### SHORT PROBLEM
Reproduce the data verbatim, beginning at its first line and ending after the line that contains "new-document-icon[interactable] (3, 31, 21, 48)", with that line included.

++++++++

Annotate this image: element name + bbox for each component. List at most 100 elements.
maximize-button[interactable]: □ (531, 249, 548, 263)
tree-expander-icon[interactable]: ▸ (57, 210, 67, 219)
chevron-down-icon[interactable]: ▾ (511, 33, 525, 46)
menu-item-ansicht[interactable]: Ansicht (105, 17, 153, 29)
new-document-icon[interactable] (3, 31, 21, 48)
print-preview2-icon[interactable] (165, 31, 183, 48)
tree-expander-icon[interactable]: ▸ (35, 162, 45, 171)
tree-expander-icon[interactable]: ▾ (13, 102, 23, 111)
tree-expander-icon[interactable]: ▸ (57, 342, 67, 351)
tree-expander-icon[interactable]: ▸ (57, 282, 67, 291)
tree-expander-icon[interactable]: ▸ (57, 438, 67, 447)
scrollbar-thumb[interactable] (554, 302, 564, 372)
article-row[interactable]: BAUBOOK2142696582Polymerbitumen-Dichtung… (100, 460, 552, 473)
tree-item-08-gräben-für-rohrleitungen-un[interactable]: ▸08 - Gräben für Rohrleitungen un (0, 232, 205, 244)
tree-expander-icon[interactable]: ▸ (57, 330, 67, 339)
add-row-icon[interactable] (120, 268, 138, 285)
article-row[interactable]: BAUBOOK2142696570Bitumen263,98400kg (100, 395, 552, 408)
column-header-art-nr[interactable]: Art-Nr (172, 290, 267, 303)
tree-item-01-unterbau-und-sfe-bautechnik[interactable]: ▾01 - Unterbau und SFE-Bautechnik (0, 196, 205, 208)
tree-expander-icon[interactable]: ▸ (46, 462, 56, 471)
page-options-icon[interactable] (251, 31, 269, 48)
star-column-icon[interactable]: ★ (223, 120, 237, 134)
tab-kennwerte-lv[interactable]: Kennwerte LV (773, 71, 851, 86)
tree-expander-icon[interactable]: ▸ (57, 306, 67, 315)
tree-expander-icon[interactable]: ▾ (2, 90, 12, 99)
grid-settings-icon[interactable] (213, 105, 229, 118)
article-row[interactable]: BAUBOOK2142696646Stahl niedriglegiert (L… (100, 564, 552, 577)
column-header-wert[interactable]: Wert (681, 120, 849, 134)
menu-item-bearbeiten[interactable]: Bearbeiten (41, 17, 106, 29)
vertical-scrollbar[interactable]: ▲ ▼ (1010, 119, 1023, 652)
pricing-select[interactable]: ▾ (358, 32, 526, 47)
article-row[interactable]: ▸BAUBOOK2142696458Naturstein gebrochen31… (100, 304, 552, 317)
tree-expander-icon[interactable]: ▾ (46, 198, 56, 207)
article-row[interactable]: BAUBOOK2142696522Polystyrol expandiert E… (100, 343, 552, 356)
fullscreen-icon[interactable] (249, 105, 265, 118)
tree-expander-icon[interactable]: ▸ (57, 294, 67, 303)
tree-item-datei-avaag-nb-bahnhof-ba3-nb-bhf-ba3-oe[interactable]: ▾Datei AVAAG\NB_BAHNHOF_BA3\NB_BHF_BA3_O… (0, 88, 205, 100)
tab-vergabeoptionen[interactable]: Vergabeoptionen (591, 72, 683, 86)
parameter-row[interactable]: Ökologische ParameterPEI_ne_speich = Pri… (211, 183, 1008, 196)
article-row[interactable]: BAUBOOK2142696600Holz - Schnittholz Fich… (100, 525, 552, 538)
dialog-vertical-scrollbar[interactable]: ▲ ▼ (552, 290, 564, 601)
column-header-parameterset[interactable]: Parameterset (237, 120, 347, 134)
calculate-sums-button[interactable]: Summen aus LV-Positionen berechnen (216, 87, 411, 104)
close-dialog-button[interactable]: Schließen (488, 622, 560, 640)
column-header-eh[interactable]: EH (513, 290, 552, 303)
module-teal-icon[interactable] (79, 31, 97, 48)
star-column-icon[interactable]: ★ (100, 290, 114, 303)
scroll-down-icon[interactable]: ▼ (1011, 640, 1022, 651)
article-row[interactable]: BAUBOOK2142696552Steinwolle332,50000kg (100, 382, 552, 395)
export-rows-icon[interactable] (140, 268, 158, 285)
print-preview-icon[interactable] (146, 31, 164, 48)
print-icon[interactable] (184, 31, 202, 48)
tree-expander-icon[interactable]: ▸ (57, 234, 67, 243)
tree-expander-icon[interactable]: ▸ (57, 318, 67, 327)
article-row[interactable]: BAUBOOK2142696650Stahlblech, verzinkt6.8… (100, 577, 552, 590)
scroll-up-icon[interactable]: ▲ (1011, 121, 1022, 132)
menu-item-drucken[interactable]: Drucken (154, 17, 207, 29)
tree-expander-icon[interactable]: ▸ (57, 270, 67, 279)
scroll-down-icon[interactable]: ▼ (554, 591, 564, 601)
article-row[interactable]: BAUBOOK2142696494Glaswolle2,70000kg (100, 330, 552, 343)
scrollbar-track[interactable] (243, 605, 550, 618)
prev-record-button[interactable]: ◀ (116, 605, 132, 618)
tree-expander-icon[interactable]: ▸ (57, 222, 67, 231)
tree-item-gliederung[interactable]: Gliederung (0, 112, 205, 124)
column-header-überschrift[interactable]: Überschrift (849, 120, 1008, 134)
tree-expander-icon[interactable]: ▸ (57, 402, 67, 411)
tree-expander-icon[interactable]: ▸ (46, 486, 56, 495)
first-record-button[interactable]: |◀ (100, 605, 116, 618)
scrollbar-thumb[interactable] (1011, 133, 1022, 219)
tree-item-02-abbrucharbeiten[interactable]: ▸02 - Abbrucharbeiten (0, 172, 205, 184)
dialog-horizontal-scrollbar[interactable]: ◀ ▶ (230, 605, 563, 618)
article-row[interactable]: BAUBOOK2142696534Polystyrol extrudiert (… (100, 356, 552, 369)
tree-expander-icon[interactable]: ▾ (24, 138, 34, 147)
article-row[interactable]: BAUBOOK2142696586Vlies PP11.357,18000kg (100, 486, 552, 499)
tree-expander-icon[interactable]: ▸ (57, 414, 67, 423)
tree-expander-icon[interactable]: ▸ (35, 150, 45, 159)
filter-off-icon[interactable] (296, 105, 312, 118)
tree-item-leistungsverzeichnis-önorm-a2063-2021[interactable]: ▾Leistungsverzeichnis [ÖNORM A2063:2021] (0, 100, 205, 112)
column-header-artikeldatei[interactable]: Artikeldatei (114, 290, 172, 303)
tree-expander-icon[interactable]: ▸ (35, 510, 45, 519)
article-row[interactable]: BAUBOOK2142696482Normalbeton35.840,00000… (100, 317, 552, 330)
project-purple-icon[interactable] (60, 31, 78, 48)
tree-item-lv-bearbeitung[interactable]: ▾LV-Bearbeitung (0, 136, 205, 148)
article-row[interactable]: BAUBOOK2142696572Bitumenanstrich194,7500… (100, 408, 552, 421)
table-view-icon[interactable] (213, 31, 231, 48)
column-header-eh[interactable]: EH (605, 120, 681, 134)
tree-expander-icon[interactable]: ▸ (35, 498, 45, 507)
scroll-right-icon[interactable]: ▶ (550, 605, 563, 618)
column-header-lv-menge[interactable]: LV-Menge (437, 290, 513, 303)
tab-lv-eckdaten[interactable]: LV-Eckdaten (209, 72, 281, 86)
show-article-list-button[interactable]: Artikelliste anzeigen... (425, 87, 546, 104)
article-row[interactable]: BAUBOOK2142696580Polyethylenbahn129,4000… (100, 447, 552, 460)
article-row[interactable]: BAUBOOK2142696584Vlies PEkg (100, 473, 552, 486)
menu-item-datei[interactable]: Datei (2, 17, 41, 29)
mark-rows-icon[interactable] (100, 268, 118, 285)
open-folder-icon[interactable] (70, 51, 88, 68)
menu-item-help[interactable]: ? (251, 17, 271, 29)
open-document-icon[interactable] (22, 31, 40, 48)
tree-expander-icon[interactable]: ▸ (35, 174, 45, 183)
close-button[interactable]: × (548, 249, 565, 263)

++++++++

### FINAL ANSWER
Annotate this image: element name + bbox for each component. List at most 100 elements.
maximize-button[interactable]: □ (531, 249, 548, 263)
tree-expander-icon[interactable]: ▸ (57, 210, 67, 219)
chevron-down-icon[interactable]: ▾ (511, 33, 525, 46)
menu-item-ansicht[interactable]: Ansicht (105, 17, 153, 29)
new-document-icon[interactable] (3, 31, 21, 48)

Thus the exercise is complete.